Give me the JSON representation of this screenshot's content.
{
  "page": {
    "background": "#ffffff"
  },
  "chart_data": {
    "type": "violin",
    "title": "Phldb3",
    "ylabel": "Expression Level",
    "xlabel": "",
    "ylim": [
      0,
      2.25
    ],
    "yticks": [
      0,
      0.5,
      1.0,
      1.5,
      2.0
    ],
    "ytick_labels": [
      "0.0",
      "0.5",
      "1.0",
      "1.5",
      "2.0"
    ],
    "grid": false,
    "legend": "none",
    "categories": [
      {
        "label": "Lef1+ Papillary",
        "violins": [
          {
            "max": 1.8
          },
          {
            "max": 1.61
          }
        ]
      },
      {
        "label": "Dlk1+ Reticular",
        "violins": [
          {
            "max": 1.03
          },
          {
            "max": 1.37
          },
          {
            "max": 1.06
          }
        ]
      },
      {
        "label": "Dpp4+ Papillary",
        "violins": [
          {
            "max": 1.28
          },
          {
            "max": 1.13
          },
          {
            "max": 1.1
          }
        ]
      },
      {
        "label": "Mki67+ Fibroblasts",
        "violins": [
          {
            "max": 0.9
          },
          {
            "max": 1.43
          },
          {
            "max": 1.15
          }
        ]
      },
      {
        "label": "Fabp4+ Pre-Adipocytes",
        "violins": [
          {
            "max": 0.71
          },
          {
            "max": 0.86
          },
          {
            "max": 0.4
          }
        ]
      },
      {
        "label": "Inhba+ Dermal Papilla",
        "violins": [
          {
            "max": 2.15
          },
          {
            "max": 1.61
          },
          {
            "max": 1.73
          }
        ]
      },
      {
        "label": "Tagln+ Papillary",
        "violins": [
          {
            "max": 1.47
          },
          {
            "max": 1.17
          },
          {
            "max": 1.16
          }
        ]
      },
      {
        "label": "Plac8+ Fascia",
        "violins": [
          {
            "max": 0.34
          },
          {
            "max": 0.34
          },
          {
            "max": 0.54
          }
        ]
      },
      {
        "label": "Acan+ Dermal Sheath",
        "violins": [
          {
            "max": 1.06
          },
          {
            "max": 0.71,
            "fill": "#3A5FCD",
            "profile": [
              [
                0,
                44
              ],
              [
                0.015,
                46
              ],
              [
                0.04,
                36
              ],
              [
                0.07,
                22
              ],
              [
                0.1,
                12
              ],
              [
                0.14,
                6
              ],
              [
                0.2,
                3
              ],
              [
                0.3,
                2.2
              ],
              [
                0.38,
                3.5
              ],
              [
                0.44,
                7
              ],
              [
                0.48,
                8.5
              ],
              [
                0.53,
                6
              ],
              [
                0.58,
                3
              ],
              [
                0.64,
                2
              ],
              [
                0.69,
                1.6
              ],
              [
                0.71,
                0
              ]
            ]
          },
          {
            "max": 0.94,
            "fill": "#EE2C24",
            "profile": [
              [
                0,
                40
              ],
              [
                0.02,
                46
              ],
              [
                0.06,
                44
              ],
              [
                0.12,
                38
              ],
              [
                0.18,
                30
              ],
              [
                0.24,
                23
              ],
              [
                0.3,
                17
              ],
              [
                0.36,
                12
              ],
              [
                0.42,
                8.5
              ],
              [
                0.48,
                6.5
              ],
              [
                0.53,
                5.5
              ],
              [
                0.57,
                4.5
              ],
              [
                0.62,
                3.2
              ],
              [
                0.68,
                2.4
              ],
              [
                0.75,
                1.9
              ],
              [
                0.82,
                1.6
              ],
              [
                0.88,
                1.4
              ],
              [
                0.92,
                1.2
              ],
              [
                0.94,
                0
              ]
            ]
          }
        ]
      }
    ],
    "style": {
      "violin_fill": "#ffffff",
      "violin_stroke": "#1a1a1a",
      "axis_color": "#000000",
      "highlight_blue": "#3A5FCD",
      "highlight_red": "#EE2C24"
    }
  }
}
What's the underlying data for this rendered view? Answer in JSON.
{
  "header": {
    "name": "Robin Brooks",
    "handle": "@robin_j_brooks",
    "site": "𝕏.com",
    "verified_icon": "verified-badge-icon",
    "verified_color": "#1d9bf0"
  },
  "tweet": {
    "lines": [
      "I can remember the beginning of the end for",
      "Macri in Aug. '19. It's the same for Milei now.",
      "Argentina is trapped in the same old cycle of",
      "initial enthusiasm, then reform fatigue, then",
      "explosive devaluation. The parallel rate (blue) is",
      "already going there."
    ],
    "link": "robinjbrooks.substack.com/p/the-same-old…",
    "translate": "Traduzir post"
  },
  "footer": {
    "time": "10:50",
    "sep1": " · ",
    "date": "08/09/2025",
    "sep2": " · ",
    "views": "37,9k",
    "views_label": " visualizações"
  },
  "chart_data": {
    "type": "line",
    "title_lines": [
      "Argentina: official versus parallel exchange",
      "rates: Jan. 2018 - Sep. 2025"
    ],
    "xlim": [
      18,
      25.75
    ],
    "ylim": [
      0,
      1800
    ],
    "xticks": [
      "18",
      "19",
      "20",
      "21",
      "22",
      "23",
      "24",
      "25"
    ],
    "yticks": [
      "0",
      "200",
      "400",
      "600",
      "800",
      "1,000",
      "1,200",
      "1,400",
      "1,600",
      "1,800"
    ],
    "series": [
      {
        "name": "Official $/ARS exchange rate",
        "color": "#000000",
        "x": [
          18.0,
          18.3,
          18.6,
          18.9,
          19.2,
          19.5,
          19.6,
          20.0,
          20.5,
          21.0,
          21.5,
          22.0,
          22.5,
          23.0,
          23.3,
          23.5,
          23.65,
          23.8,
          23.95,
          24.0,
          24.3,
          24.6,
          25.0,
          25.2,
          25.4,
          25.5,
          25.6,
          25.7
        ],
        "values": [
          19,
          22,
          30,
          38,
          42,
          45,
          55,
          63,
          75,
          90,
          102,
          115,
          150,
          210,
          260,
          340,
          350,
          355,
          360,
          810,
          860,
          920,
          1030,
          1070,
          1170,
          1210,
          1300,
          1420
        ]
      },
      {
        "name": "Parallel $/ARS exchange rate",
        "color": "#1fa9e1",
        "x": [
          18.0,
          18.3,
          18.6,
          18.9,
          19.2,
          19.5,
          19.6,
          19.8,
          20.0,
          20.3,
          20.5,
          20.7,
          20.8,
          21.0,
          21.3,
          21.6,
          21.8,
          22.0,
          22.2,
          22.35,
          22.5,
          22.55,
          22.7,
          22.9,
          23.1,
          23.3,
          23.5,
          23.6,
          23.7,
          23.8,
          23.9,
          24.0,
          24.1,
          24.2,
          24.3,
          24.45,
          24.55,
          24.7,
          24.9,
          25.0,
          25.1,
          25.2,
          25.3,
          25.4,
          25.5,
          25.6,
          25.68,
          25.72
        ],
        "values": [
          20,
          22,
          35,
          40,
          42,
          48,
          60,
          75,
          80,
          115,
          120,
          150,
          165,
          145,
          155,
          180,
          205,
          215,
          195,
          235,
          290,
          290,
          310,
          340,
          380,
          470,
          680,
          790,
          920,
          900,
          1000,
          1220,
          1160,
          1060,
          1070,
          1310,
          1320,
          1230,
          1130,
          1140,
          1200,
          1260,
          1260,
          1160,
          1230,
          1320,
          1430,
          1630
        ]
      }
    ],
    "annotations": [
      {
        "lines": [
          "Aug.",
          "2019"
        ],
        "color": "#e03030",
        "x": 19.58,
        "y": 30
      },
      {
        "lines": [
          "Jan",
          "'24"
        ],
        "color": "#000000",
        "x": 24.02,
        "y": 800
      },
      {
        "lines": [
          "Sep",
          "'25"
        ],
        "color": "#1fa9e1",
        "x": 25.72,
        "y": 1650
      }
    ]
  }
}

#####

## Objective
Reproduce each record shown above without altering a single word.

## Finished exercise
Give me the JSON representation of this screenshot's content.
{
  "page": {
    "background": "#ffffff"
  },
  "chart_data": {
    "type": "violin",
    "title": "Phldb3",
    "ylabel": "Expression Level",
    "xlabel": "",
    "ylim": [
      0,
      2.25
    ],
    "yticks": [
      0,
      0.5,
      1.0,
      1.5,
      2.0
    ],
    "ytick_labels": [
      "0.0",
      "0.5",
      "1.0",
      "1.5",
      "2.0"
    ],
    "grid": false,
    "legend": "none",
    "categories": [
      {
        "label": "Lef1+ Papillary",
        "violins": [
          {
            "max": 1.8
          },
          {
            "max": 1.61
          }
        ]
      },
      {
        "label": "Dlk1+ Reticular",
        "violins": [
          {
            "max": 1.03
          },
          {
            "max": 1.37
          },
          {
            "max": 1.06
          }
        ]
      },
      {
        "label": "Dpp4+ Papillary",
        "violins": [
          {
            "max": 1.28
          },
          {
            "max": 1.13
          },
          {
            "max": 1.1
          }
        ]
      },
      {
        "label": "Mki67+ Fibroblasts",
        "violins": [
          {
            "max": 0.9
          },
          {
            "max": 1.43
          },
          {
            "max": 1.15
          }
        ]
      },
      {
        "label": "Fabp4+ Pre-Adipocytes",
        "violins": [
          {
            "max": 0.71
          },
          {
            "max": 0.86
          },
          {
            "max": 0.4
          }
        ]
      },
      {
        "label": "Inhba+ Dermal Papilla",
        "violins": [
          {
            "max": 2.15
          },
          {
            "max": 1.61
          },
          {
            "max": 1.73
          }
        ]
      },
      {
        "label": "Tagln+ Papillary",
        "violins": [
          {
            "max": 1.47
          },
          {
            "max": 1.17
          },
          {
            "max": 1.16
          }
        ]
      },
      {
        "label": "Plac8+ Fascia",
        "violins": [
          {
            "max": 0.34
          },
          {
            "max": 0.34
          },
          {
            "max": 0.54
          }
        ]
      },
      {
        "label": "Acan+ Dermal Sheath",
        "violins": [
          {
            "max": 1.06
          },
          {
            "max": 0.71,
            "fill": "#3A5FCD",
            "profile": [
              [
                0,
                44
              ],
              [
                0.015,
                46
              ],
              [
                0.04,
                36
              ],
              [
                0.07,
                22
              ],
              [
                0.1,
                12
              ],
              [
                0.14,
                6
              ],
              [
                0.2,
                3
              ],
              [
                0.3,
                2.2
              ],
              [
                0.38,
                3.5
              ],
              [
                0.44,
                7
              ],
              [
                0.48,
                8.5
              ],
              [
                0.53,
                6
              ],
              [
                0.58,
                3
              ],
              [
                0.64,
                2
              ],
              [
                0.69,
                1.6
              ],
              [
                0.71,
                0
              ]
            ]
          },
          {
            "max": 0.94,
            "fill": "#EE2C24",
            "profile": [
              [
                0,
                40
              ],
              [
                0.02,
                46
              ],
              [
                0.06,
                44
              ],
              [
                0.12,
                38
              ],
              [
                0.18,
                30
              ],
              [
                0.24,
                23
              ],
              [
                0.3,
                17
              ],
              [
                0.36,
                12
              ],
              [
                0.42,
                8.5
              ],
              [
                0.48,
                6.5
              ],
              [
                0.53,
                5.5
              ],
              [
                0.57,
                4.5
              ],
              [
                0.62,
                3.2
              ],
              [
                0.68,
                2.4
              ],
              [
                0.75,
                1.9
              ],
              [
                0.82,
                1.6
              ],
              [
                0.88,
                1.4
              ],
              [
                0.92,
                1.2
              ],
              [
                0.94,
                0
              ]
            ]
          }
        ]
      }
    ],
    "style": {
      "violin_fill": "#ffffff",
      "violin_stroke": "#1a1a1a",
      "axis_color": "#000000",
      "highlight_blue": "#3A5FCD",
      "highlight_red": "#EE2C24"
    }
  }
}
What's the underlying data for this rendered view? Answer in JSON.
{
  "header": {
    "name": "Robin Brooks",
    "handle": "@robin_j_brooks",
    "site": "𝕏.com",
    "verified_icon": "verified-badge-icon",
    "verified_color": "#1d9bf0"
  },
  "tweet": {
    "lines": [
      "I can remember the beginning of the end for",
      "Macri in Aug. '19. It's the same for Milei now.",
      "Argentina is trapped in the same old cycle of",
      "initial enthusiasm, then reform fatigue, then",
      "explosive devaluation. The parallel rate (blue) is",
      "already going there."
    ],
    "link": "robinjbrooks.substack.com/p/the-same-old…",
    "translate": "Traduzir post"
  },
  "footer": {
    "time": "10:50",
    "sep1": " · ",
    "date": "08/09/2025",
    "sep2": " · ",
    "views": "37,9k",
    "views_label": " visualizações"
  },
  "chart_data": {
    "type": "line",
    "title_lines": [
      "Argentina: official versus parallel exchange",
      "rates: Jan. 2018 - Sep. 2025"
    ],
    "xlim": [
      18,
      25.75
    ],
    "ylim": [
      0,
      1800
    ],
    "xticks": [
      "18",
      "19",
      "20",
      "21",
      "22",
      "23",
      "24",
      "25"
    ],
    "yticks": [
      "0",
      "200",
      "400",
      "600",
      "800",
      "1,000",
      "1,200",
      "1,400",
      "1,600",
      "1,800"
    ],
    "series": [
      {
        "name": "Official $/ARS exchange rate",
        "color": "#000000",
        "x": [
          18.0,
          18.3,
          18.6,
          18.9,
          19.2,
          19.5,
          19.6,
          20.0,
          20.5,
          21.0,
          21.5,
          22.0,
          22.5,
          23.0,
          23.3,
          23.5,
          23.65,
          23.8,
          23.95,
          24.0,
          24.3,
          24.6,
          25.0,
          25.2,
          25.4,
          25.5,
          25.6,
          25.7
        ],
        "values": [
          19,
          22,
          30,
          38,
          42,
          45,
          55,
          63,
          75,
          90,
          102,
          115,
          150,
          210,
          260,
          340,
          350,
          355,
          360,
          810,
          860,
          920,
          1030,
          1070,
          1170,
          1210,
          1300,
          1420
        ]
      },
      {
        "name": "Parallel $/ARS exchange rate",
        "color": "#1fa9e1",
        "x": [
          18.0,
          18.3,
          18.6,
          18.9,
          19.2,
          19.5,
          19.6,
          19.8,
          20.0,
          20.3,
          20.5,
          20.7,
          20.8,
          21.0,
          21.3,
          21.6,
          21.8,
          22.0,
          22.2,
          22.35,
          22.5,
          22.55,
          22.7,
          22.9,
          23.1,
          23.3,
          23.5,
          23.6,
          23.7,
          23.8,
          23.9,
          24.0,
          24.1,
          24.2,
          24.3,
          24.45,
          24.55,
          24.7,
          24.9,
          25.0,
          25.1,
          25.2,
          25.3,
          25.4,
          25.5,
          25.6,
          25.68,
          25.72
        ],
        "values": [
          20,
          22,
          35,
          40,
          42,
          48,
          60,
          75,
          80,
          115,
          120,
          150,
          165,
          145,
          155,
          180,
          205,
          215,
          195,
          235,
          290,
          290,
          310,
          340,
          380,
          470,
          680,
          790,
          920,
          900,
          1000,
          1220,
          1160,
          1060,
          1070,
          1310,
          1320,
          1230,
          1130,
          1140,
          1200,
          1260,
          1260,
          1160,
          1230,
          1320,
          1430,
          1630
        ]
      }
    ],
    "annotations": [
      {
        "lines": [
          "Aug.",
          "2019"
        ],
        "color": "#e03030",
        "x": 19.58,
        "y": 30
      },
      {
        "lines": [
          "Jan",
          "'24"
        ],
        "color": "#000000",
        "x": 24.02,
        "y": 800
      },
      {
        "lines": [
          "Sep",
          "'25"
        ],
        "color": "#1fa9e1",
        "x": 25.72,
        "y": 1650
      }
    ]
  }
}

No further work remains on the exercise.